[Excerpts from a dataset]
---
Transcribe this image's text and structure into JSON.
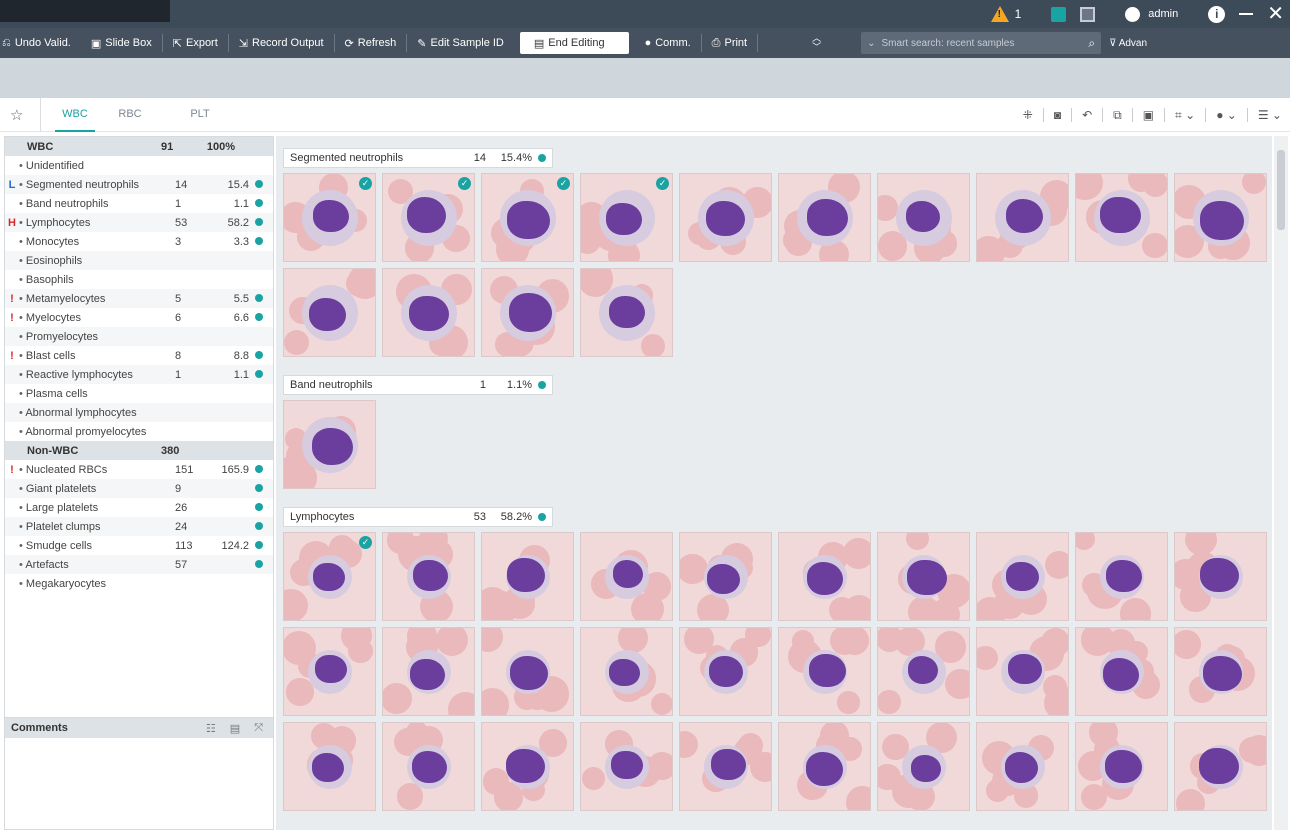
{
  "titlebar": {
    "alert_count": "1",
    "user_name": "admin",
    "icons": [
      "warning-icon",
      "save-icon",
      "calculator-icon",
      "user-icon",
      "info-icon",
      "minimize-icon",
      "close-icon"
    ]
  },
  "toolbar": {
    "undo_valid": "Undo Valid.",
    "slide_box": "Slide Box",
    "export": "Export",
    "record_output": "Record Output",
    "refresh": "Refresh",
    "edit_sample_id": "Edit Sample ID",
    "end_editing": "End Editing",
    "comm": "Comm.",
    "print": "Print",
    "search_placeholder": "Smart search: recent samples",
    "advanced": "Advan"
  },
  "tabs": [
    "WBC",
    "RBC",
    "PLT"
  ],
  "left_panel": {
    "wbc_header": {
      "label": "WBC",
      "count": "91",
      "pct": "100%"
    },
    "wbc_rows": [
      {
        "flag": "",
        "name": "Unidentified",
        "count": "",
        "pct": "",
        "dot": false
      },
      {
        "flag": "L",
        "name": "Segmented neutrophils",
        "count": "14",
        "pct": "15.4",
        "dot": true
      },
      {
        "flag": "",
        "name": "Band neutrophils",
        "count": "1",
        "pct": "1.1",
        "dot": true
      },
      {
        "flag": "H",
        "name": "Lymphocytes",
        "count": "53",
        "pct": "58.2",
        "dot": true
      },
      {
        "flag": "",
        "name": "Monocytes",
        "count": "3",
        "pct": "3.3",
        "dot": true
      },
      {
        "flag": "",
        "name": "Eosinophils",
        "count": "",
        "pct": "",
        "dot": false
      },
      {
        "flag": "",
        "name": "Basophils",
        "count": "",
        "pct": "",
        "dot": false
      },
      {
        "flag": "!",
        "name": "Metamyelocytes",
        "count": "5",
        "pct": "5.5",
        "dot": true
      },
      {
        "flag": "!",
        "name": "Myelocytes",
        "count": "6",
        "pct": "6.6",
        "dot": true
      },
      {
        "flag": "",
        "name": "Promyelocytes",
        "count": "",
        "pct": "",
        "dot": false
      },
      {
        "flag": "!",
        "name": "Blast cells",
        "count": "8",
        "pct": "8.8",
        "dot": true
      },
      {
        "flag": "",
        "name": "Reactive lymphocytes",
        "count": "1",
        "pct": "1.1",
        "dot": true
      },
      {
        "flag": "",
        "name": "Plasma cells",
        "count": "",
        "pct": "",
        "dot": false
      },
      {
        "flag": "",
        "name": "Abnormal lymphocytes",
        "count": "",
        "pct": "",
        "dot": false
      },
      {
        "flag": "",
        "name": "Abnormal promyelocytes",
        "count": "",
        "pct": "",
        "dot": false
      }
    ],
    "nonwbc_header": {
      "label": "Non-WBC",
      "count": "380",
      "pct": ""
    },
    "nonwbc_rows": [
      {
        "flag": "!",
        "name": "Nucleated RBCs",
        "count": "151",
        "pct": "165.9",
        "dot": true
      },
      {
        "flag": "",
        "name": "Giant platelets",
        "count": "9",
        "pct": "",
        "dot": true
      },
      {
        "flag": "",
        "name": "Large platelets",
        "count": "26",
        "pct": "",
        "dot": true
      },
      {
        "flag": "",
        "name": "Platelet clumps",
        "count": "24",
        "pct": "",
        "dot": true
      },
      {
        "flag": "",
        "name": "Smudge cells",
        "count": "113",
        "pct": "124.2",
        "dot": true
      },
      {
        "flag": "",
        "name": "Artefacts",
        "count": "57",
        "pct": "",
        "dot": true
      },
      {
        "flag": "",
        "name": "Megakaryocytes",
        "count": "",
        "pct": "",
        "dot": false
      }
    ],
    "comments_label": "Comments"
  },
  "gallery": [
    {
      "name": "Segmented neutrophils",
      "count": "14",
      "pct": "15.4%",
      "cells": 14,
      "checked": 4,
      "type": "seg"
    },
    {
      "name": "Band neutrophils",
      "count": "1",
      "pct": "1.1%",
      "cells": 1,
      "checked": 0,
      "type": "band"
    },
    {
      "name": "Lymphocytes",
      "count": "53",
      "pct": "58.2%",
      "cells": 30,
      "checked": 1,
      "type": "lym"
    }
  ],
  "colors": {
    "accent": "#1aa3a3",
    "flag_low": "#2a6bd1",
    "flag_high": "#d72a2a",
    "toolbar": "#45515e",
    "nucleus": "#6b3d9c"
  }
}
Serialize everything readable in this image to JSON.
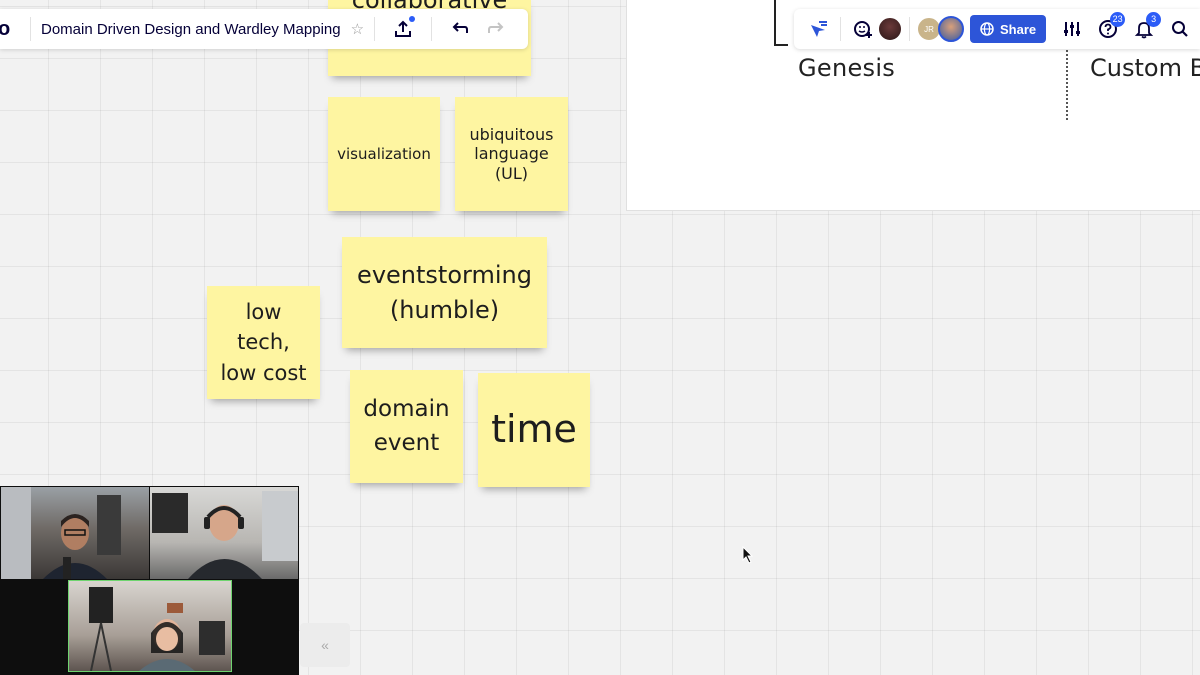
{
  "toolbar": {
    "logo": "o",
    "board_title": "Domain Driven Design and Wardley Mapping",
    "star_icon": "star-icon",
    "export_icon": "upload-icon",
    "undo_icon": "undo-icon",
    "redo_icon": "redo-icon"
  },
  "collab": {
    "avatar_initials": "JR",
    "share_label": "Share",
    "help_count": "23",
    "notifications_count": "3"
  },
  "map": {
    "stage_1": "Genesis",
    "stage_2": "Custom B"
  },
  "stickies": {
    "top": "collaborative",
    "visualization": "visualization",
    "ubiquitous_1": "ubiquitous",
    "ubiquitous_2": "language",
    "ubiquitous_3": "(UL)",
    "eventstorming_1": "eventstorming",
    "eventstorming_2": "(humble)",
    "lowtech_1": "low",
    "lowtech_2": "tech,",
    "lowtech_3": "low cost",
    "domain_1": "domain",
    "domain_2": "event",
    "time": "time"
  },
  "colors": {
    "sticky_yellow": "#fef5a1",
    "share_blue": "#2d55d8",
    "badge_blue": "#2c5cf7"
  },
  "collapse_label": "«"
}
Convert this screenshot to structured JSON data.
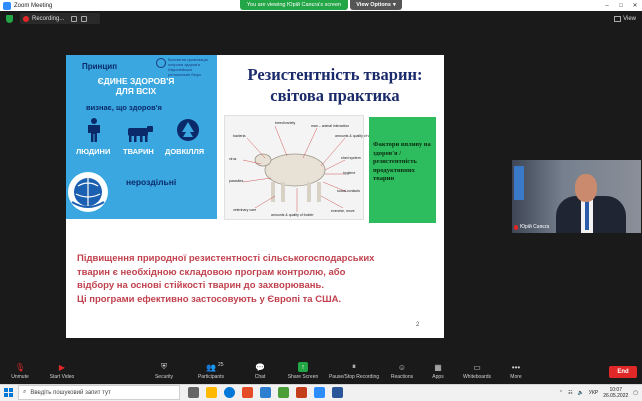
---
◆ Description of the task: The answer must be the data above, repeated exactly, with no pictures.

◆ Your solution:
Transcribe this image's text and structure into JSON.
{
  "titlebar": {
    "alert_count": "1",
    "user_name": "admin",
    "icons": [
      "warning-icon",
      "save-icon",
      "calculator-icon",
      "user-icon",
      "info-icon",
      "minimize-icon",
      "close-icon"
    ]
  },
  "toolbar": {
    "undo_valid": "Undo Valid.",
    "slide_box": "Slide Box",
    "export": "Export",
    "record_output": "Record Output",
    "refresh": "Refresh",
    "edit_sample_id": "Edit Sample ID",
    "end_editing": "End Editing",
    "comm": "Comm.",
    "print": "Print",
    "search_placeholder": "Smart search: recent samples",
    "advanced": "Advan"
  },
  "tabs": [
    "WBC",
    "RBC",
    "PLT"
  ],
  "left_panel": {
    "wbc_header": {
      "label": "WBC",
      "count": "91",
      "pct": "100%"
    },
    "wbc_rows": [
      {
        "flag": "",
        "name": "Unidentified",
        "count": "",
        "pct": "",
        "dot": false
      },
      {
        "flag": "L",
        "name": "Segmented neutrophils",
        "count": "14",
        "pct": "15.4",
        "dot": true
      },
      {
        "flag": "",
        "name": "Band neutrophils",
        "count": "1",
        "pct": "1.1",
        "dot": true
      },
      {
        "flag": "H",
        "name": "Lymphocytes",
        "count": "53",
        "pct": "58.2",
        "dot": true
      },
      {
        "flag": "",
        "name": "Monocytes",
        "count": "3",
        "pct": "3.3",
        "dot": true
      },
      {
        "flag": "",
        "name": "Eosinophils",
        "count": "",
        "pct": "",
        "dot": false
      },
      {
        "flag": "",
        "name": "Basophils",
        "count": "",
        "pct": "",
        "dot": false
      },
      {
        "flag": "!",
        "name": "Metamyelocytes",
        "count": "5",
        "pct": "5.5",
        "dot": true
      },
      {
        "flag": "!",
        "name": "Myelocytes",
        "count": "6",
        "pct": "6.6",
        "dot": true
      },
      {
        "flag": "",
        "name": "Promyelocytes",
        "count": "",
        "pct": "",
        "dot": false
      },
      {
        "flag": "!",
        "name": "Blast cells",
        "count": "8",
        "pct": "8.8",
        "dot": true
      },
      {
        "flag": "",
        "name": "Reactive lymphocytes",
        "count": "1",
        "pct": "1.1",
        "dot": true
      },
      {
        "flag": "",
        "name": "Plasma cells",
        "count": "",
        "pct": "",
        "dot": false
      },
      {
        "flag": "",
        "name": "Abnormal lymphocytes",
        "count": "",
        "pct": "",
        "dot": false
      },
      {
        "flag": "",
        "name": "Abnormal promyelocytes",
        "count": "",
        "pct": "",
        "dot": false
      }
    ],
    "nonwbc_header": {
      "label": "Non-WBC",
      "count": "380",
      "pct": ""
    },
    "nonwbc_rows": [
      {
        "flag": "!",
        "name": "Nucleated RBCs",
        "count": "151",
        "pct": "165.9",
        "dot": true
      },
      {
        "flag": "",
        "name": "Giant platelets",
        "count": "9",
        "pct": "",
        "dot": true
      },
      {
        "flag": "",
        "name": "Large platelets",
        "count": "26",
        "pct": "",
        "dot": true
      },
      {
        "flag": "",
        "name": "Platelet clumps",
        "count": "24",
        "pct": "",
        "dot": true
      },
      {
        "flag": "",
        "name": "Smudge cells",
        "count": "113",
        "pct": "124.2",
        "dot": true
      },
      {
        "flag": "",
        "name": "Artefacts",
        "count": "57",
        "pct": "",
        "dot": true
      },
      {
        "flag": "",
        "name": "Megakaryocytes",
        "count": "",
        "pct": "",
        "dot": false
      }
    ],
    "comments_label": "Comments"
  },
  "gallery": [
    {
      "name": "Segmented neutrophils",
      "count": "14",
      "pct": "15.4%",
      "cells": 14,
      "checked": 4,
      "type": "seg"
    },
    {
      "name": "Band neutrophils",
      "count": "1",
      "pct": "1.1%",
      "cells": 1,
      "checked": 0,
      "type": "band"
    },
    {
      "name": "Lymphocytes",
      "count": "53",
      "pct": "58.2%",
      "cells": 30,
      "checked": 1,
      "type": "lym"
    }
  ],
  "colors": {
    "accent": "#1aa3a3",
    "flag_low": "#2a6bd1",
    "flag_high": "#d72a2a",
    "toolbar": "#45515e",
    "nucleus": "#6b3d9c"
  }
}
Serialize everything readable in this image to JSON.
{
  "toolbar": {
    "logo": "o",
    "board_title": "Domain Driven Design and Wardley Mapping",
    "star_icon": "star-icon",
    "export_icon": "upload-icon",
    "undo_icon": "undo-icon",
    "redo_icon": "redo-icon"
  },
  "collab": {
    "avatar_initials": "JR",
    "share_label": "Share",
    "help_count": "23",
    "notifications_count": "3"
  },
  "map": {
    "stage_1": "Genesis",
    "stage_2": "Custom B"
  },
  "stickies": {
    "top": "collaborative",
    "visualization": "visualization",
    "ubiquitous_1": "ubiquitous",
    "ubiquitous_2": "language",
    "ubiquitous_3": "(UL)",
    "eventstorming_1": "eventstorming",
    "eventstorming_2": "(humble)",
    "lowtech_1": "low",
    "lowtech_2": "tech,",
    "lowtech_3": "low cost",
    "domain_1": "domain",
    "domain_2": "event",
    "time": "time"
  },
  "colors": {
    "sticky_yellow": "#fef5a1",
    "share_blue": "#2d55d8",
    "badge_blue": "#2c5cf7"
  },
  "collapse_label": "«"
}
Convert this screenshot to structured JSON data.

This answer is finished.